Dataset rows
____
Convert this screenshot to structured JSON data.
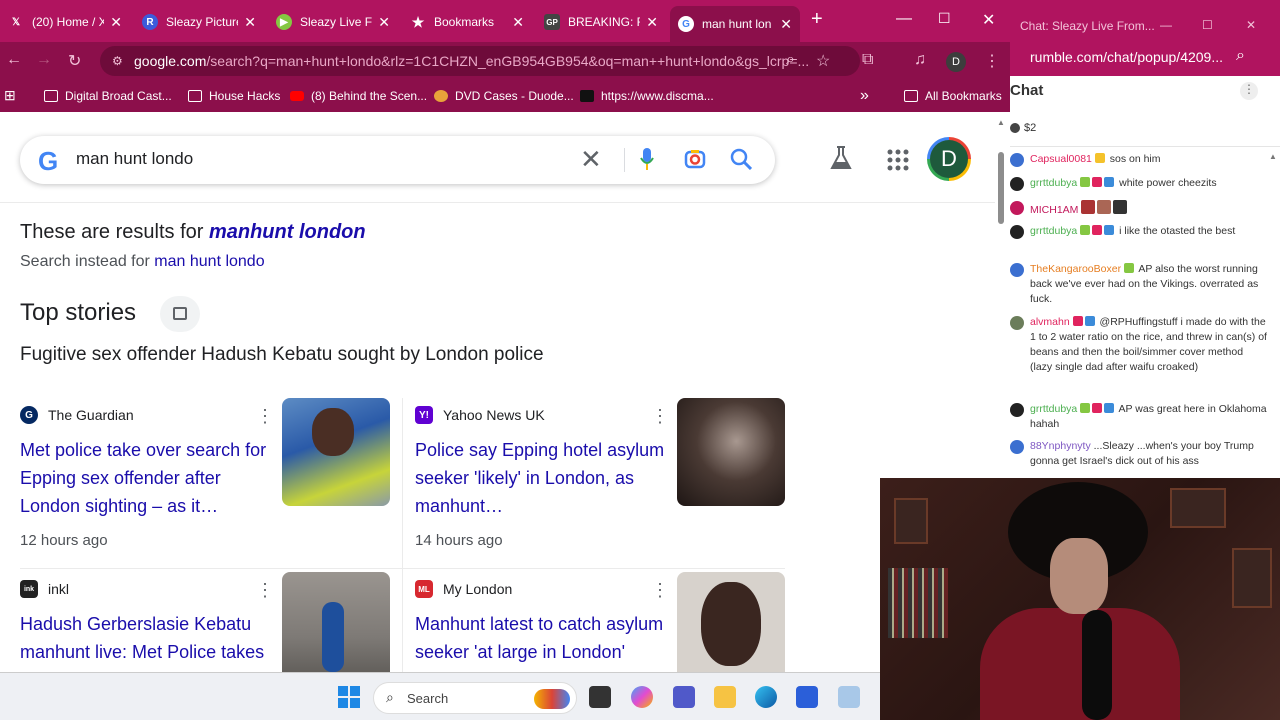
{
  "browser": {
    "tabs": [
      {
        "label": "(20) Home / X",
        "icon": "x-logo-icon",
        "color": "#000000"
      },
      {
        "label": "Sleazy Pictures",
        "icon": "r-logo-icon",
        "color": "#3b5bdb"
      },
      {
        "label": "Sleazy Live Fr…",
        "icon": "rumble-play-icon",
        "color": "#85c742"
      },
      {
        "label": "Bookmarks",
        "icon": "star-icon",
        "color": "#ffffff"
      },
      {
        "label": "BREAKING: FB",
        "icon": "gp-logo-icon",
        "color": "#444444"
      },
      {
        "label": "man hunt lon",
        "icon": "google-g-icon",
        "color": "#ffffff"
      }
    ],
    "new_tab": "+",
    "address": {
      "domain": "google.com",
      "path": "/search?q=man+hunt+londo&rlz=1C1CHZN_enGB954GB954&oq=man++hunt+londo&gs_lcrp=..."
    },
    "profile_initial": "D",
    "bookmarks": [
      {
        "label": "Digital Broad Cast...",
        "icon": "folder-icon"
      },
      {
        "label": "House Hacks",
        "icon": "folder-icon"
      },
      {
        "label": "(8) Behind the Scen...",
        "icon": "youtube-icon"
      },
      {
        "label": "DVD Cases - Duode...",
        "icon": "site-icon"
      },
      {
        "label": "https://www.discma...",
        "icon": "site-icon"
      }
    ],
    "all_bookmarks": "All Bookmarks",
    "overflow": "»"
  },
  "search": {
    "query": "man hunt londo",
    "avatar_initial": "D",
    "correction_prefix": "These are results for ",
    "correction_term": "manhunt london",
    "instead_prefix": "Search instead for ",
    "instead_term": "man hunt londo",
    "top_stories_title": "Top stories",
    "story_subtitle": "Fugitive sex offender Hadush Kebatu sought by London police",
    "stories": [
      {
        "source": "The Guardian",
        "headline": "Met police take over search for Epping sex offender after London sighting – as it…",
        "age": "12 hours ago",
        "fav": "G",
        "fav_color": "#052962"
      },
      {
        "source": "Yahoo News UK",
        "headline": "Police say Epping hotel asylum seeker 'likely' in London, as manhunt…",
        "age": "14 hours ago",
        "fav": "Y!",
        "fav_color": "#6001d2"
      },
      {
        "source": "inkl",
        "headline": "Hadush Gerberslasie Kebatu manhunt live: Met Police takes over search for sex…",
        "age": "",
        "fav": "ink",
        "fav_color": "#222222"
      },
      {
        "source": "My London",
        "headline": "Manhunt latest to catch asylum seeker 'at large in London' after prison release…",
        "age": "",
        "fav": "ML",
        "fav_color": "#d7282f"
      }
    ]
  },
  "chat": {
    "window_title": "Chat: Sleazy Live From...",
    "url": "rumble.com/chat/popup/4209...",
    "header": "Chat",
    "rant_amount": "$2",
    "messages": [
      {
        "user": "Capsual0081",
        "text": "sos on him",
        "color": "#e0245e",
        "avatar": "#3b6fd0"
      },
      {
        "user": "grrttdubya",
        "text": "white power cheezits",
        "color": "#4caf50",
        "avatar": "#222222"
      },
      {
        "user": "MICH1AM",
        "text": "",
        "color": "#c2185b",
        "avatar": "#c2185b"
      },
      {
        "user": "grrttdubya",
        "text": "i like the otasted the best",
        "color": "#4caf50",
        "avatar": "#222222"
      },
      {
        "user": "TheKangarooBoxer",
        "text": "AP also the worst running back we've ever had on the Vikings. overrated as fuck.",
        "color": "#e67e22",
        "avatar": "#3b6fd0"
      },
      {
        "user": "alvmahn",
        "text": "@RPHuffingstuff i made do with the 1 to 2 water ratio on the rice, and threw in can(s) of beans and then the boil/simmer cover method (lazy single dad after waifu croaked)",
        "color": "#e0245e",
        "avatar": "#6b7d5a"
      },
      {
        "user": "grrttdubya",
        "text": "AP was great here in Oklahoma hahah",
        "color": "#4caf50",
        "avatar": "#222222"
      },
      {
        "user": "88Ynphynyty",
        "text": "...Sleazy ...when's your boy Trump gonna get Israel's dick out of his ass",
        "color": "#7e57c2",
        "avatar": "#3b6fd0"
      }
    ]
  },
  "taskbar": {
    "search_label": "Search"
  }
}
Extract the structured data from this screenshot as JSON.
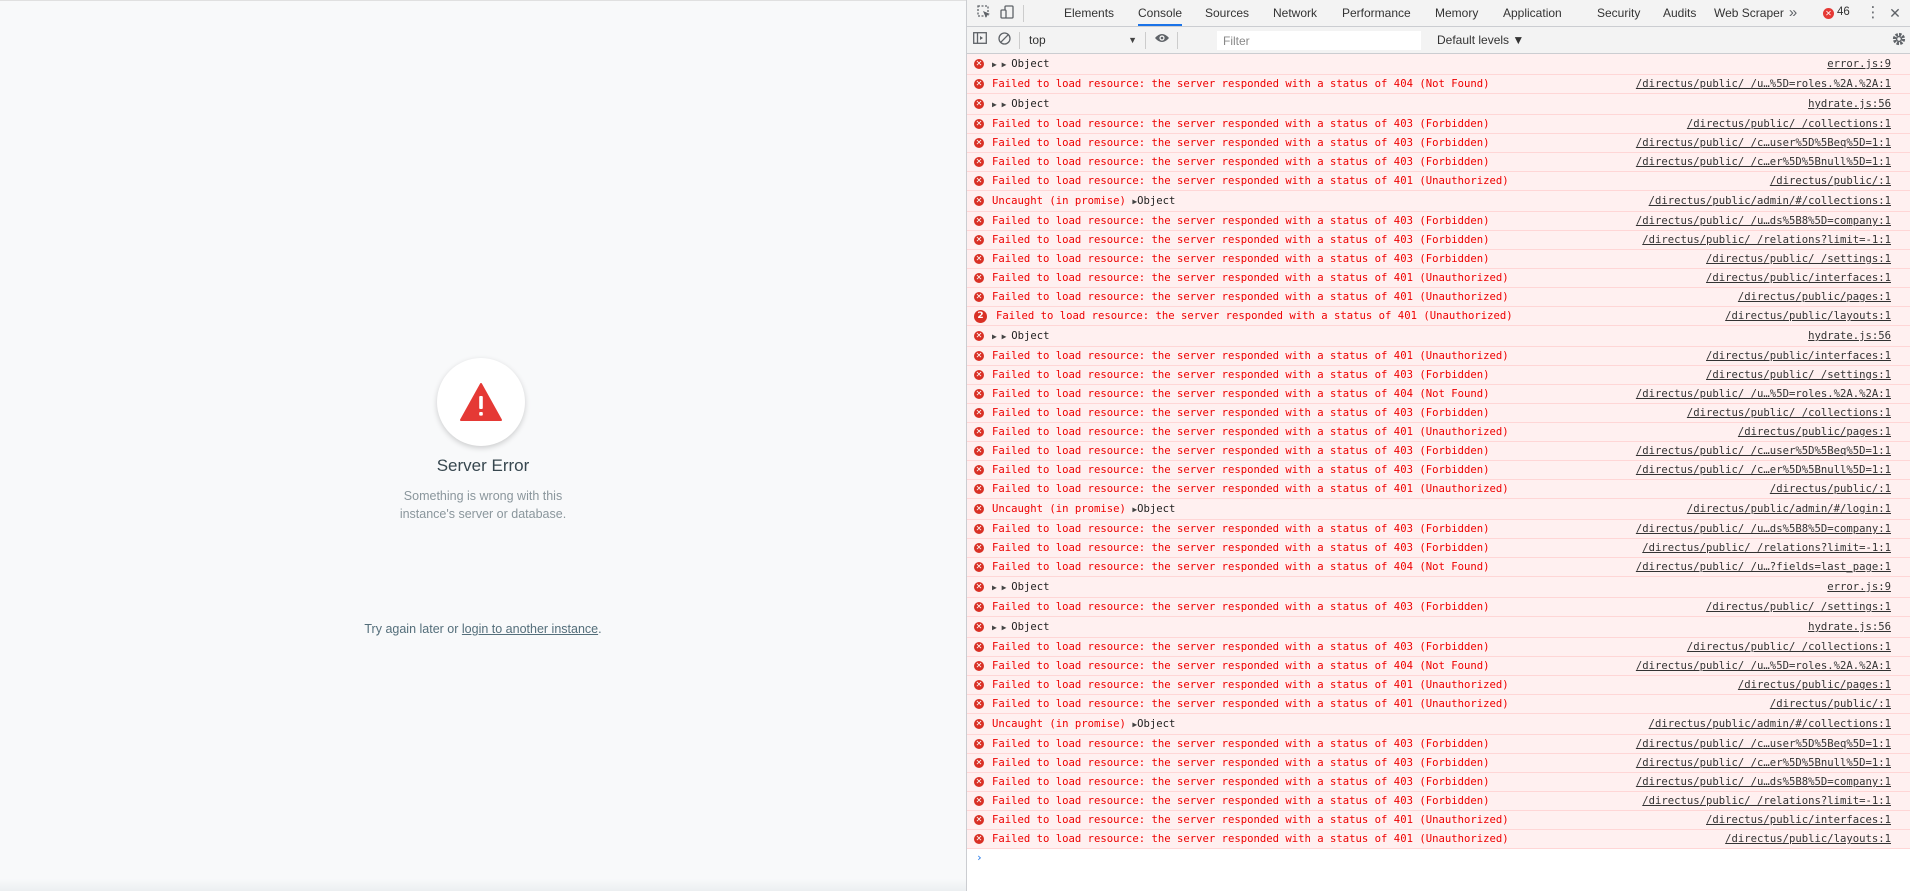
{
  "page": {
    "error_title": "Server Error",
    "error_desc_line1": "Something is wrong with this",
    "error_desc_line2": "instance's server or database.",
    "retry_prefix": "Try again later or ",
    "retry_link": "login to another instance",
    "retry_suffix": "."
  },
  "devtools": {
    "tabs": [
      "Elements",
      "Console",
      "Sources",
      "Network",
      "Performance",
      "Memory",
      "Application",
      "Security",
      "Audits",
      "Web Scraper"
    ],
    "active_tab": "Console",
    "error_count": "46",
    "more_tabs_glyph": "»",
    "menu_glyph": "⋮",
    "close_glyph": "✕",
    "context": "top",
    "filter_placeholder": "Filter",
    "levels": "Default levels ▼",
    "prompt": "›"
  },
  "icons": {
    "inspect": "inspect-icon",
    "device": "device-toggle-icon",
    "sidebar": "sidebar-toggle-icon",
    "clear": "clear-console-icon",
    "eye": "live-expression-icon",
    "settings": "settings-gear-icon",
    "error": "error-circle-icon",
    "warning": "warning-triangle-icon"
  },
  "colors": {
    "error_red": "#ee0000",
    "error_bg": "#fff0f0",
    "warning_red": "#e53935",
    "active_tab": "#1a73e8"
  },
  "console_rows": [
    {
      "type": "obj",
      "msg": "Object",
      "src": "error.js:9"
    },
    {
      "type": "err",
      "msg": "Failed to load resource: the server responded with a status of 404 (Not Found)",
      "src": "/directus/public/ /u…%5D=roles.%2A.%2A:1"
    },
    {
      "type": "obj",
      "msg": "Object",
      "src": "hydrate.js:56"
    },
    {
      "type": "err",
      "msg": "Failed to load resource: the server responded with a status of 403 (Forbidden)",
      "src": "/directus/public/ /collections:1"
    },
    {
      "type": "err",
      "msg": "Failed to load resource: the server responded with a status of 403 (Forbidden)",
      "src": "/directus/public/ /c…user%5D%5Beq%5D=1:1"
    },
    {
      "type": "err",
      "msg": "Failed to load resource: the server responded with a status of 403 (Forbidden)",
      "src": "/directus/public/ /c…er%5D%5Bnull%5D=1:1"
    },
    {
      "type": "err",
      "msg": "Failed to load resource: the server responded with a status of 401 (Unauthorized)",
      "src": "/directus/public/:1"
    },
    {
      "type": "uncaught",
      "msg": "Uncaught (in promise) ",
      "src": "/directus/public/admin/#/collections:1"
    },
    {
      "type": "err",
      "msg": "Failed to load resource: the server responded with a status of 403 (Forbidden)",
      "src": "/directus/public/ /u…ds%5B8%5D=company:1"
    },
    {
      "type": "err",
      "msg": "Failed to load resource: the server responded with a status of 403 (Forbidden)",
      "src": "/directus/public/ /relations?limit=-1:1"
    },
    {
      "type": "err",
      "msg": "Failed to load resource: the server responded with a status of 403 (Forbidden)",
      "src": "/directus/public/ /settings:1"
    },
    {
      "type": "err",
      "msg": "Failed to load resource: the server responded with a status of 401 (Unauthorized)",
      "src": "/directus/public/interfaces:1"
    },
    {
      "type": "err",
      "msg": "Failed to load resource: the server responded with a status of 401 (Unauthorized)",
      "src": "/directus/public/pages:1"
    },
    {
      "type": "cnt",
      "count": "2",
      "msg": "Failed to load resource: the server responded with a status of 401 (Unauthorized)",
      "src": "/directus/public/layouts:1"
    },
    {
      "type": "obj",
      "msg": "Object",
      "src": "hydrate.js:56"
    },
    {
      "type": "err",
      "msg": "Failed to load resource: the server responded with a status of 401 (Unauthorized)",
      "src": "/directus/public/interfaces:1"
    },
    {
      "type": "err",
      "msg": "Failed to load resource: the server responded with a status of 403 (Forbidden)",
      "src": "/directus/public/ /settings:1"
    },
    {
      "type": "err",
      "msg": "Failed to load resource: the server responded with a status of 404 (Not Found)",
      "src": "/directus/public/ /u…%5D=roles.%2A.%2A:1"
    },
    {
      "type": "err",
      "msg": "Failed to load resource: the server responded with a status of 403 (Forbidden)",
      "src": "/directus/public/ /collections:1"
    },
    {
      "type": "err",
      "msg": "Failed to load resource: the server responded with a status of 401 (Unauthorized)",
      "src": "/directus/public/pages:1"
    },
    {
      "type": "err",
      "msg": "Failed to load resource: the server responded with a status of 403 (Forbidden)",
      "src": "/directus/public/ /c…user%5D%5Beq%5D=1:1"
    },
    {
      "type": "err",
      "msg": "Failed to load resource: the server responded with a status of 403 (Forbidden)",
      "src": "/directus/public/ /c…er%5D%5Bnull%5D=1:1"
    },
    {
      "type": "err",
      "msg": "Failed to load resource: the server responded with a status of 401 (Unauthorized)",
      "src": "/directus/public/:1"
    },
    {
      "type": "uncaught",
      "msg": "Uncaught (in promise) ",
      "src": "/directus/public/admin/#/login:1"
    },
    {
      "type": "err",
      "msg": "Failed to load resource: the server responded with a status of 403 (Forbidden)",
      "src": "/directus/public/ /u…ds%5B8%5D=company:1"
    },
    {
      "type": "err",
      "msg": "Failed to load resource: the server responded with a status of 403 (Forbidden)",
      "src": "/directus/public/ /relations?limit=-1:1"
    },
    {
      "type": "err",
      "msg": "Failed to load resource: the server responded with a status of 404 (Not Found)",
      "src": "/directus/public/ /u…?fields=last_page:1"
    },
    {
      "type": "obj",
      "msg": "Object",
      "src": "error.js:9"
    },
    {
      "type": "err",
      "msg": "Failed to load resource: the server responded with a status of 403 (Forbidden)",
      "src": "/directus/public/ /settings:1"
    },
    {
      "type": "obj",
      "msg": "Object",
      "src": "hydrate.js:56"
    },
    {
      "type": "err",
      "msg": "Failed to load resource: the server responded with a status of 403 (Forbidden)",
      "src": "/directus/public/ /collections:1"
    },
    {
      "type": "err",
      "msg": "Failed to load resource: the server responded with a status of 404 (Not Found)",
      "src": "/directus/public/ /u…%5D=roles.%2A.%2A:1"
    },
    {
      "type": "err",
      "msg": "Failed to load resource: the server responded with a status of 401 (Unauthorized)",
      "src": "/directus/public/pages:1"
    },
    {
      "type": "err",
      "msg": "Failed to load resource: the server responded with a status of 401 (Unauthorized)",
      "src": "/directus/public/:1"
    },
    {
      "type": "uncaught",
      "msg": "Uncaught (in promise) ",
      "src": "/directus/public/admin/#/collections:1"
    },
    {
      "type": "err",
      "msg": "Failed to load resource: the server responded with a status of 403 (Forbidden)",
      "src": "/directus/public/ /c…user%5D%5Beq%5D=1:1"
    },
    {
      "type": "err",
      "msg": "Failed to load resource: the server responded with a status of 403 (Forbidden)",
      "src": "/directus/public/ /c…er%5D%5Bnull%5D=1:1"
    },
    {
      "type": "err",
      "msg": "Failed to load resource: the server responded with a status of 403 (Forbidden)",
      "src": "/directus/public/ /u…ds%5B8%5D=company:1"
    },
    {
      "type": "err",
      "msg": "Failed to load resource: the server responded with a status of 403 (Forbidden)",
      "src": "/directus/public/ /relations?limit=-1:1"
    },
    {
      "type": "err",
      "msg": "Failed to load resource: the server responded with a status of 401 (Unauthorized)",
      "src": "/directus/public/interfaces:1"
    },
    {
      "type": "err",
      "msg": "Failed to load resource: the server responded with a status of 401 (Unauthorized)",
      "src": "/directus/public/layouts:1"
    }
  ]
}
____
(Required work) Look through the entries and find each line that has the string "stories". Copy those lines.

(Final result)
    "top_stories_title": "Top stories",
    "stories": [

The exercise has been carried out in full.